Copy out the listing that follows exactly, dropping every picture.

→ **Stored data entries**
* * *
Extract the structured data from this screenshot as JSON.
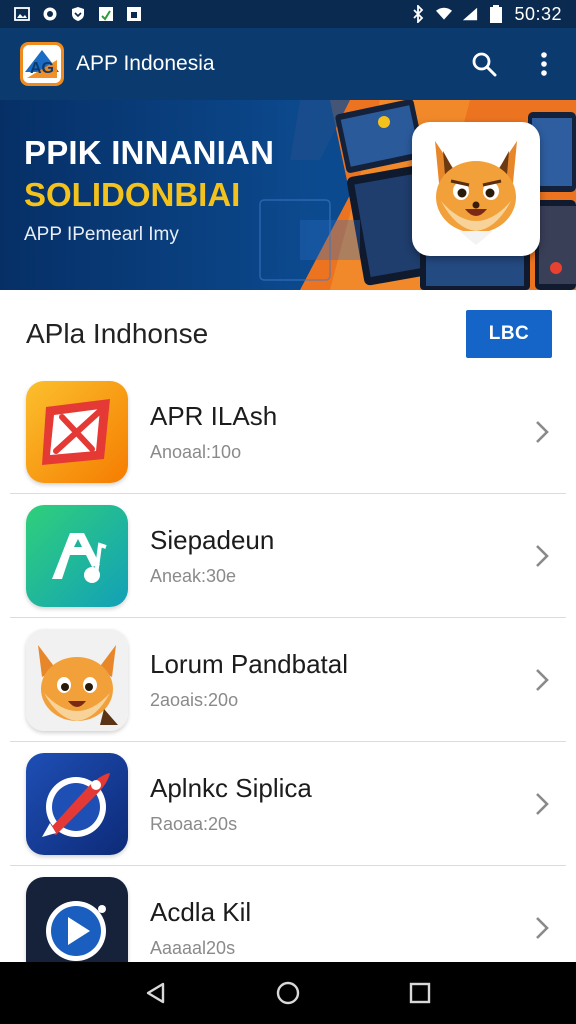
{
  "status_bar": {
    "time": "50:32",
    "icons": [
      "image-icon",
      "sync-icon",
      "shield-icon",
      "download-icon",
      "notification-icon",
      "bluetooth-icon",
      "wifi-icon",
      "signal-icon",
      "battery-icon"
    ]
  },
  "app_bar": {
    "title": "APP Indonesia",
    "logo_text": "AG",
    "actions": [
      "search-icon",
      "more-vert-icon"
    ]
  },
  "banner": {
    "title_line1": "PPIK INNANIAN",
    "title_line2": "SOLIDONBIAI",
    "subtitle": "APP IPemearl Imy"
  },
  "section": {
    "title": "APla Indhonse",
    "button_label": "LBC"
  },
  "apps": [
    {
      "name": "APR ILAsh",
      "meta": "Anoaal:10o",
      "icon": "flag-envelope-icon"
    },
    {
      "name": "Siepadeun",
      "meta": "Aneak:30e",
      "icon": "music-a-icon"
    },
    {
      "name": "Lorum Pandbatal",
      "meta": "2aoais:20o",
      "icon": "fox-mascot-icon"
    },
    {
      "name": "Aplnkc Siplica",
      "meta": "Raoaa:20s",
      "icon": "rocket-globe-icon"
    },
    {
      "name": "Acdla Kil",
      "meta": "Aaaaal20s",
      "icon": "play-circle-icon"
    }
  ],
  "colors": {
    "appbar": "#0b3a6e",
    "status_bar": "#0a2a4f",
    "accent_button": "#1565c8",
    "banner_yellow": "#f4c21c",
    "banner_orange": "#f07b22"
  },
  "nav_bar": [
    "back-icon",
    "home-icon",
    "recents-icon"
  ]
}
* * *
→ **FINISHED TASK**
Extract the structured data from this screenshot as JSON.
{
  "status_bar": {
    "time": "50:32",
    "icons": [
      "image-icon",
      "sync-icon",
      "shield-icon",
      "download-icon",
      "notification-icon",
      "bluetooth-icon",
      "wifi-icon",
      "signal-icon",
      "battery-icon"
    ]
  },
  "app_bar": {
    "title": "APP Indonesia",
    "logo_text": "AG",
    "actions": [
      "search-icon",
      "more-vert-icon"
    ]
  },
  "banner": {
    "title_line1": "PPIK INNANIAN",
    "title_line2": "SOLIDONBIAI",
    "subtitle": "APP IPemearl Imy"
  },
  "section": {
    "title": "APla Indhonse",
    "button_label": "LBC"
  },
  "apps": [
    {
      "name": "APR ILAsh",
      "meta": "Anoaal:10o",
      "icon": "flag-envelope-icon"
    },
    {
      "name": "Siepadeun",
      "meta": "Aneak:30e",
      "icon": "music-a-icon"
    },
    {
      "name": "Lorum Pandbatal",
      "meta": "2aoais:20o",
      "icon": "fox-mascot-icon"
    },
    {
      "name": "Aplnkc Siplica",
      "meta": "Raoaa:20s",
      "icon": "rocket-globe-icon"
    },
    {
      "name": "Acdla Kil",
      "meta": "Aaaaal20s",
      "icon": "play-circle-icon"
    }
  ],
  "colors": {
    "appbar": "#0b3a6e",
    "status_bar": "#0a2a4f",
    "accent_button": "#1565c8",
    "banner_yellow": "#f4c21c",
    "banner_orange": "#f07b22"
  },
  "nav_bar": [
    "back-icon",
    "home-icon",
    "recents-icon"
  ]
}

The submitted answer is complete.